» **What is needed**: Every record must be repeated exactly; omit any pictures they contain.

Stored records:
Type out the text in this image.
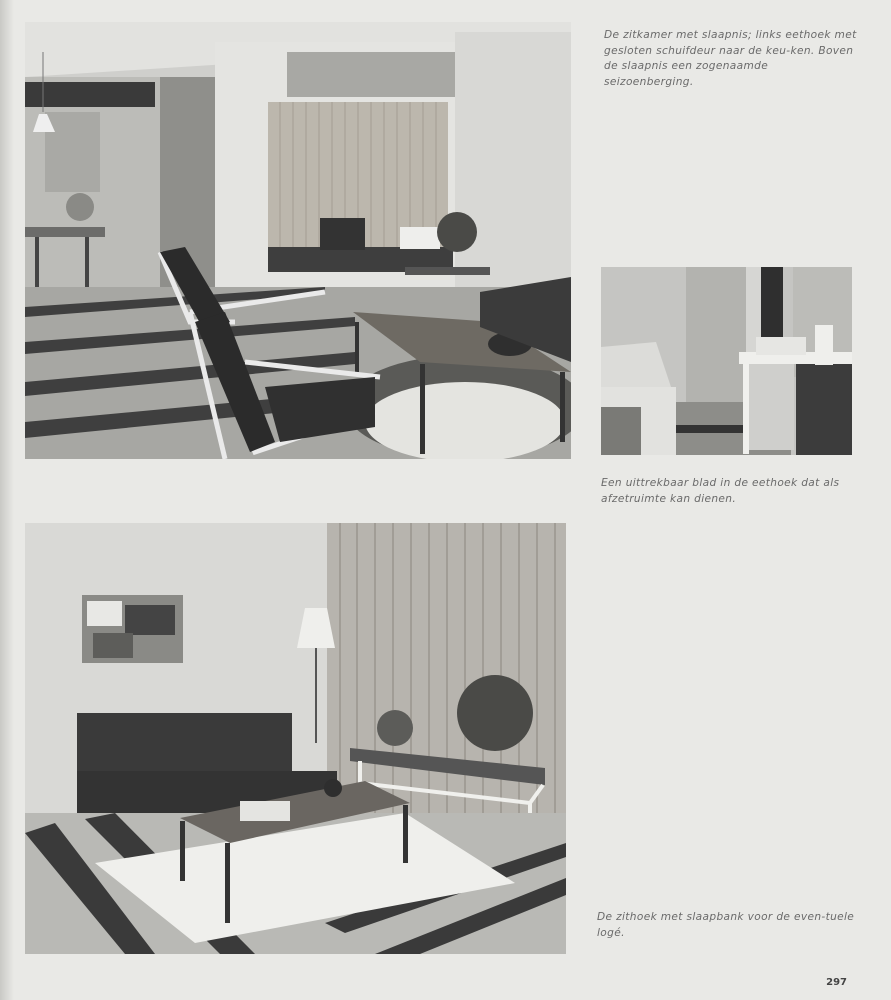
De zitkamer met slaapnis; links eethoek met gesloten schuifdeur naar de keu-ken. Boven de slaapnis een zogenaamde seizoenberging.

Een uittrekbaar blad in de eethoek dat als afzetruimte kan dienen.

De zithoek met slaapbank voor de even-tuele logé.

297
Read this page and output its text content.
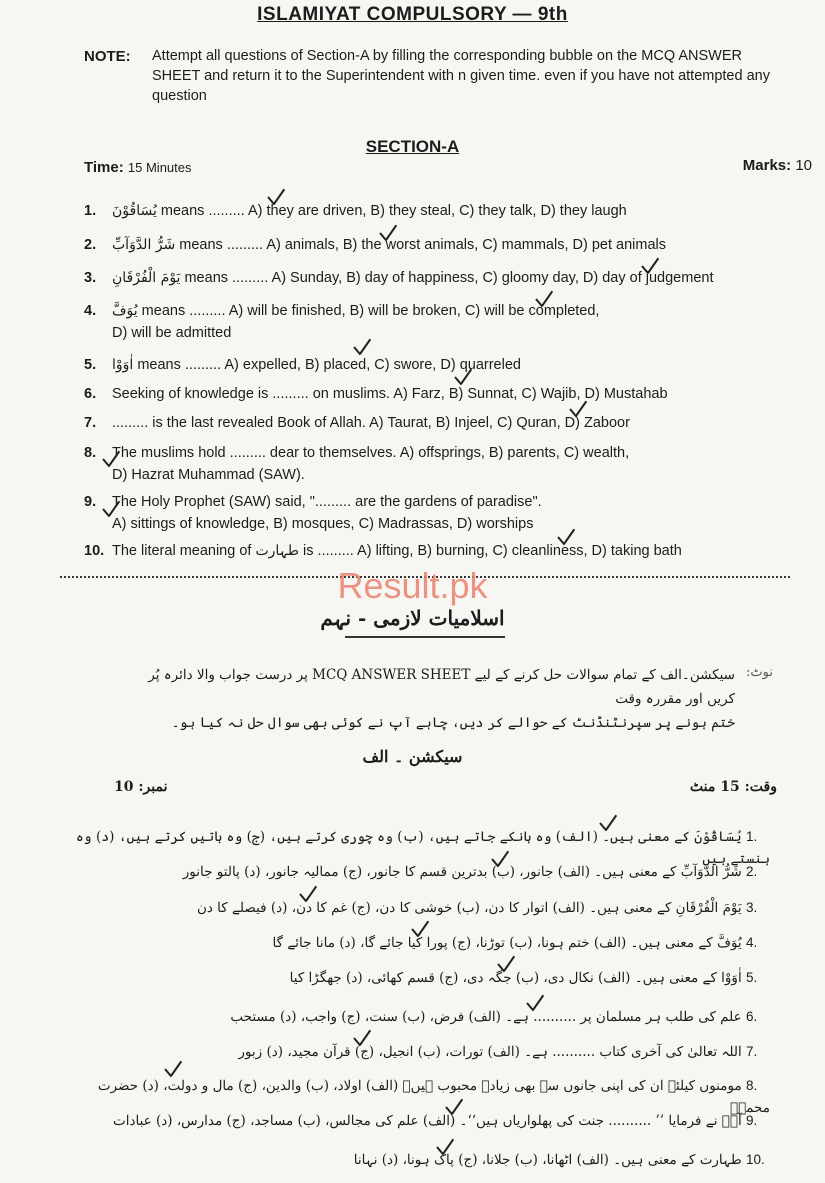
ISLAMIYAT COMPULSORY — 9th
NOTE: Attempt all questions of Section-A by filling the corresponding bubble on the MCQ ANSWER SHEET and return it to the Superintendent with n given time. even if you have not attempted any question
SECTION-A
Time: 15 Minutes	Marks: 10
1. يُسَاقُوْنَ means ......... A) they are driven, B) they steal, C) they talk, D) they laugh
2. شَرُّ الدَّوَآبِّ means ......... A) animals, B) the worst animals, C) mammals, D) pet animals
3. يَوْمَ الْفُرْقَانِ means ......... A) Sunday, B) day of happiness, C) gloomy day, D) day of judgement
4. يُوَفَّ means ......... A) will be finished, B) will be broken, C) will be completed,
D) will be admitted
5. اٰوَوْا means ......... A) expelled, B) placed, C) swore, D) quarreled
6. Seeking of knowledge is ......... on muslims. A) Farz, B) Sunnat, C) Wajib, D) Mustahab
7. ......... is the last revealed Book of Allah. A) Taurat, B) Injeel, C) Quran, D) Zaboor
8. The muslims hold ......... dear to themselves. A) offsprings, B) parents, C) wealth,
D) Hazrat Muhammad (SAW).
9. The Holy Prophet (SAW) said, "......... are the gardens of paradise".
A) sittings of knowledge, B) mosques, C) Madrassas, D) worships
10. The literal meaning of طہارت is ......... A) lifting, B) burning, C) cleanliness, D) taking bath
Result.pk
اسلامیات لازمی - نہم
نوٹ:
سیکشن۔الف کے تمام سوالات حل کرنے کے لیے MCQ ANSWER SHEET پر درست جواب والا دائرہ پُر کریں اور مقررہ وقت
ختم ہونے پر سپرنٹنڈنٹ کے حوالے کر دیں، چاہے آپ نے کوئی بھی سوال حل نہ کیا ہو۔
سیکشن ۔ الف
وقت: 15 منٹ
نمبر: 10
.1 یُسَاقُوْنَ کے معنی ہیں۔ (الف) وہ ہانکے جاتے ہیں، (ب) وہ چوری کرتے ہیں، (ج) وہ باتیں کرتے ہیں، (د) وہ ہنستے ہیں
.2 شَرُّ الدَّوَآبِّ کے معنی ہیں۔ (الف) جانور، (ب) بدترین قسم کا جانور، (ج) ممالیہ جانور، (د) پالتو جانور
.3 یَوْمَ الْفُرْقَانِ کے معنی ہیں۔ (الف) اتوار کا دن، (ب) خوشی کا دن، (ج) غم کا دن، (د) فیصلے کا دن
.4 یُوَفَّ کے معنی ہیں۔ (الف) ختم ہونا، (ب) توڑنا، (ج) پورا کیا جائے گا، (د) مانا جائے گا
.5 اٰوَوْا کے معنی ہیں۔ (الف) نکال دی، (ب) جگہ دی، (ج) قسم کھائی، (د) جھگڑا کیا
.6 علم کی طلب ہر مسلمان پر .......... ہے۔ (الف) فرض، (ب) سنت، (ج) واجب، (د) مستحب
.7 اللہ تعالیٰ کی آخری کتاب .......... ہے۔ (الف) تورات، (ب) انجیل، (ج) قرآن مجید، (د) زبور
.8 مومنوں کیلئے ان کی اپنی جانوں سے بھی زیادہ محبوب ہیں۔ (الف) اولاد، (ب) والدین، (ج) مال و دولت، (د) حضرت محمدؐ
.9 آپؐ نے فرمایا ’’ .......... جنت کی پھلواریاں ہیں‘‘۔ (الف) علم کی مجالس، (ب) مساجد، (ج) مدارس، (د) عبادات
.10 طہارت کے معنی ہیں۔ (الف) اٹھانا، (ب) جلانا، (ج) پاک ہونا، (د) نہانا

» **Right answer**:
Type out the text in this image.
De zitkamer met slaapnis; links eethoek met gesloten schuifdeur naar de keu-ken. Boven de slaapnis een zogenaamde seizoenberging.

Een uittrekbaar blad in de eethoek dat als afzetruimte kan dienen.

De zithoek met slaapbank voor de even-tuele logé.

297
Read this page and output its text content.
ISLAMIYAT COMPULSORY — 9th
NOTE: Attempt all questions of Section-A by filling the corresponding bubble on the MCQ ANSWER SHEET and return it to the Superintendent with n given time. even if you have not attempted any question
SECTION-A
Time: 15 Minutes	Marks: 10
1. يُسَاقُوْنَ means ......... A) they are driven, B) they steal, C) they talk, D) they laugh
2. شَرُّ الدَّوَآبِّ means ......... A) animals, B) the worst animals, C) mammals, D) pet animals
3. يَوْمَ الْفُرْقَانِ means ......... A) Sunday, B) day of happiness, C) gloomy day, D) day of judgement
4. يُوَفَّ means ......... A) will be finished, B) will be broken, C) will be completed,
D) will be admitted
5. اٰوَوْا means ......... A) expelled, B) placed, C) swore, D) quarreled
6. Seeking of knowledge is ......... on muslims. A) Farz, B) Sunnat, C) Wajib, D) Mustahab
7. ......... is the last revealed Book of Allah. A) Taurat, B) Injeel, C) Quran, D) Zaboor
8. The muslims hold ......... dear to themselves. A) offsprings, B) parents, C) wealth,
D) Hazrat Muhammad (SAW).
9. The Holy Prophet (SAW) said, "......... are the gardens of paradise".
A) sittings of knowledge, B) mosques, C) Madrassas, D) worships
10. The literal meaning of طہارت is ......... A) lifting, B) burning, C) cleanliness, D) taking bath
Result.pk
اسلامیات لازمی - نہم
نوٹ:
سیکشن۔الف کے تمام سوالات حل کرنے کے لیے MCQ ANSWER SHEET پر درست جواب والا دائرہ پُر کریں اور مقررہ وقت
ختم ہونے پر سپرنٹنڈنٹ کے حوالے کر دیں، چاہے آپ نے کوئی بھی سوال حل نہ کیا ہو۔
سیکشن ۔ الف
وقت: 15 منٹ
نمبر: 10
.1 یُسَاقُوْنَ کے معنی ہیں۔ (الف) وہ ہانکے جاتے ہیں، (ب) وہ چوری کرتے ہیں، (ج) وہ باتیں کرتے ہیں، (د) وہ ہنستے ہیں
.2 شَرُّ الدَّوَآبِّ کے معنی ہیں۔ (الف) جانور، (ب) بدترین قسم کا جانور، (ج) ممالیہ جانور، (د) پالتو جانور
.3 یَوْمَ الْفُرْقَانِ کے معنی ہیں۔ (الف) اتوار کا دن، (ب) خوشی کا دن، (ج) غم کا دن، (د) فیصلے کا دن
.4 یُوَفَّ کے معنی ہیں۔ (الف) ختم ہونا، (ب) توڑنا، (ج) پورا کیا جائے گا، (د) مانا جائے گا
.5 اٰوَوْا کے معنی ہیں۔ (الف) نکال دی، (ب) جگہ دی، (ج) قسم کھائی، (د) جھگڑا کیا
.6 علم کی طلب ہر مسلمان پر .......... ہے۔ (الف) فرض، (ب) سنت، (ج) واجب، (د) مستحب
.7 اللہ تعالیٰ کی آخری کتاب .......... ہے۔ (الف) تورات، (ب) انجیل، (ج) قرآن مجید، (د) زبور
.8 مومنوں کیلئے ان کی اپنی جانوں سے بھی زیادہ محبوب ہیں۔ (الف) اولاد، (ب) والدین، (ج) مال و دولت، (د) حضرت محمدؐ
.9 آپؐ نے فرمایا ’’ .......... جنت کی پھلواریاں ہیں‘‘۔ (الف) علم کی مجالس، (ب) مساجد، (ج) مدارس، (د) عبادات
.10 طہارت کے معنی ہیں۔ (الف) اٹھانا، (ب) جلانا، (ج) پاک ہونا، (د) نہانا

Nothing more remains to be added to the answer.